**MATERIAL TO PROCESS**
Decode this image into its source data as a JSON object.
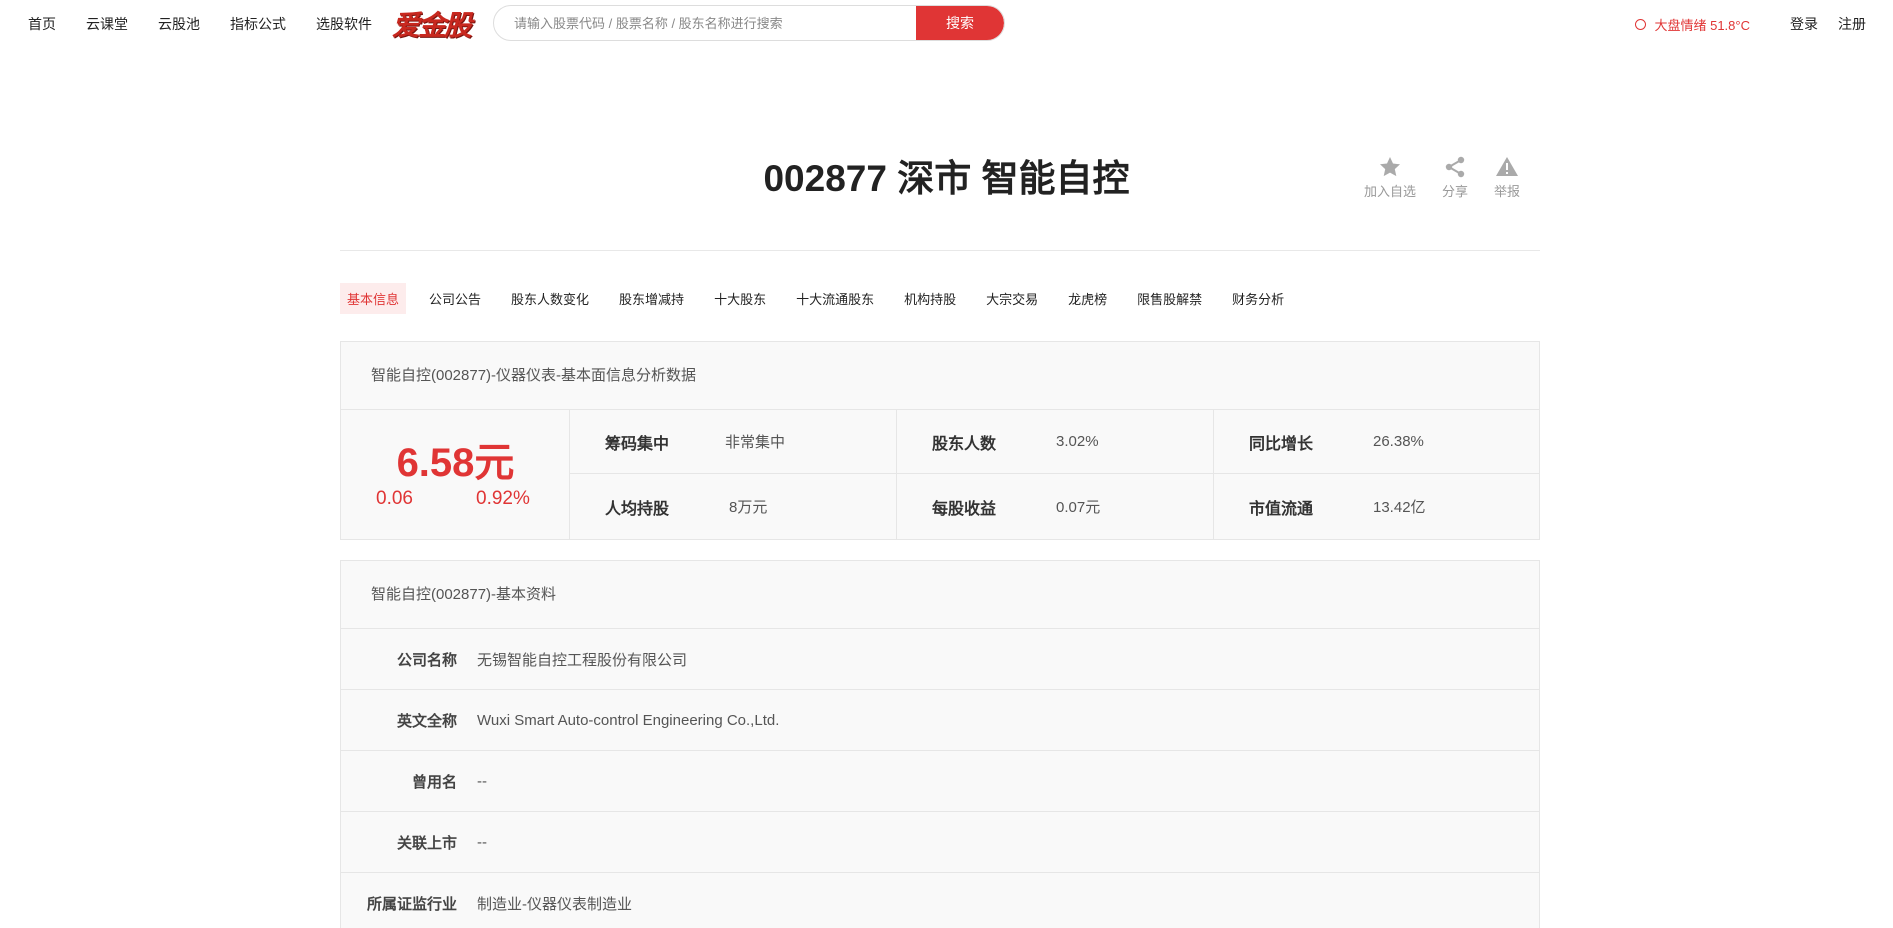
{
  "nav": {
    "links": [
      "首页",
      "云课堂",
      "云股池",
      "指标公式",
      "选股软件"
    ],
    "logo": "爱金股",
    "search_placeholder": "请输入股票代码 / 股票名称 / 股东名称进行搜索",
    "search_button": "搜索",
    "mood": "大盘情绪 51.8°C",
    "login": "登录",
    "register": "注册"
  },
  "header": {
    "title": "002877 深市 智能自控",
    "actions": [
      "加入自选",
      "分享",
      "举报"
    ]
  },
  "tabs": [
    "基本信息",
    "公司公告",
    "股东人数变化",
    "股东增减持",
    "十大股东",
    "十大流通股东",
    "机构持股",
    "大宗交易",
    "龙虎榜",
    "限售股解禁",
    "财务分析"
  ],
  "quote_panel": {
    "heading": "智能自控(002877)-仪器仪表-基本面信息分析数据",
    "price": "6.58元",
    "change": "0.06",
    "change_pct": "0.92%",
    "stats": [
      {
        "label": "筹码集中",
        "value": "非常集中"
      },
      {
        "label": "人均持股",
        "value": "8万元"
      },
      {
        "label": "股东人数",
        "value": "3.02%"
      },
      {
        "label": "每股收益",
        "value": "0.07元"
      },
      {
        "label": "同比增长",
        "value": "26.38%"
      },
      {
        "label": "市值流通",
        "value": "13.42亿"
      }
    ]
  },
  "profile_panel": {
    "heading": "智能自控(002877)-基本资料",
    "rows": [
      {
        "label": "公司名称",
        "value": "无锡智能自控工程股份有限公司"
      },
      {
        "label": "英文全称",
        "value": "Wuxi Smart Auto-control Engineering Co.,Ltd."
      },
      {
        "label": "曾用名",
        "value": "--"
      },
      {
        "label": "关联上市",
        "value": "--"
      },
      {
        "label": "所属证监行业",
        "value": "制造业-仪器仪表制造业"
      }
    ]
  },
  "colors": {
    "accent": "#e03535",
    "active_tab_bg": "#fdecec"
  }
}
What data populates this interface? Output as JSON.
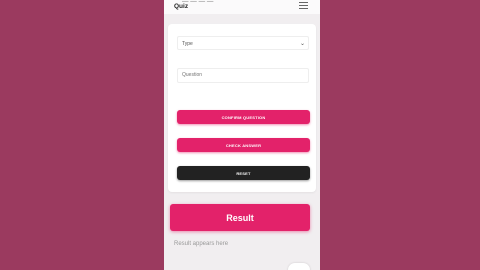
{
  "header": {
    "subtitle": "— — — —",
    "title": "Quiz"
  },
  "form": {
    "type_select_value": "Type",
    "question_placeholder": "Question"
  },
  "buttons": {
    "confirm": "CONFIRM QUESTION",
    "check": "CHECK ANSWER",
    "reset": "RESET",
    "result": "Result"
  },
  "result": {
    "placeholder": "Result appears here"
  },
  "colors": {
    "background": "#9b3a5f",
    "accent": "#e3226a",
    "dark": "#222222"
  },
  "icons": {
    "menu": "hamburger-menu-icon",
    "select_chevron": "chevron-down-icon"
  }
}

**DESCRIPTION OF THE TASK**
Write out the whole listing exactly, and drop the pictures.

**WRITTEN SOLUTION**
Decode this image into its source data as a JSON object.
{
  "nav": {
    "links": [
      "首页",
      "云课堂",
      "云股池",
      "指标公式",
      "选股软件"
    ],
    "logo": "爱金股",
    "search_placeholder": "请输入股票代码 / 股票名称 / 股东名称进行搜索",
    "search_button": "搜索",
    "mood": "大盘情绪 51.8°C",
    "login": "登录",
    "register": "注册"
  },
  "header": {
    "title": "002877 深市 智能自控",
    "actions": [
      "加入自选",
      "分享",
      "举报"
    ]
  },
  "tabs": [
    "基本信息",
    "公司公告",
    "股东人数变化",
    "股东增减持",
    "十大股东",
    "十大流通股东",
    "机构持股",
    "大宗交易",
    "龙虎榜",
    "限售股解禁",
    "财务分析"
  ],
  "quote_panel": {
    "heading": "智能自控(002877)-仪器仪表-基本面信息分析数据",
    "price": "6.58元",
    "change": "0.06",
    "change_pct": "0.92%",
    "stats": [
      {
        "label": "筹码集中",
        "value": "非常集中"
      },
      {
        "label": "人均持股",
        "value": "8万元"
      },
      {
        "label": "股东人数",
        "value": "3.02%"
      },
      {
        "label": "每股收益",
        "value": "0.07元"
      },
      {
        "label": "同比增长",
        "value": "26.38%"
      },
      {
        "label": "市值流通",
        "value": "13.42亿"
      }
    ]
  },
  "profile_panel": {
    "heading": "智能自控(002877)-基本资料",
    "rows": [
      {
        "label": "公司名称",
        "value": "无锡智能自控工程股份有限公司"
      },
      {
        "label": "英文全称",
        "value": "Wuxi Smart Auto-control Engineering Co.,Ltd."
      },
      {
        "label": "曾用名",
        "value": "--"
      },
      {
        "label": "关联上市",
        "value": "--"
      },
      {
        "label": "所属证监行业",
        "value": "制造业-仪器仪表制造业"
      }
    ]
  },
  "colors": {
    "accent": "#e03535",
    "active_tab_bg": "#fdecec"
  }
}
What data populates this interface? Output as JSON.
{
  "header": {
    "subtitle": "— — — —",
    "title": "Quiz"
  },
  "form": {
    "type_select_value": "Type",
    "question_placeholder": "Question"
  },
  "buttons": {
    "confirm": "CONFIRM QUESTION",
    "check": "CHECK ANSWER",
    "reset": "RESET",
    "result": "Result"
  },
  "result": {
    "placeholder": "Result appears here"
  },
  "colors": {
    "background": "#9b3a5f",
    "accent": "#e3226a",
    "dark": "#222222"
  },
  "icons": {
    "menu": "hamburger-menu-icon",
    "select_chevron": "chevron-down-icon"
  }
}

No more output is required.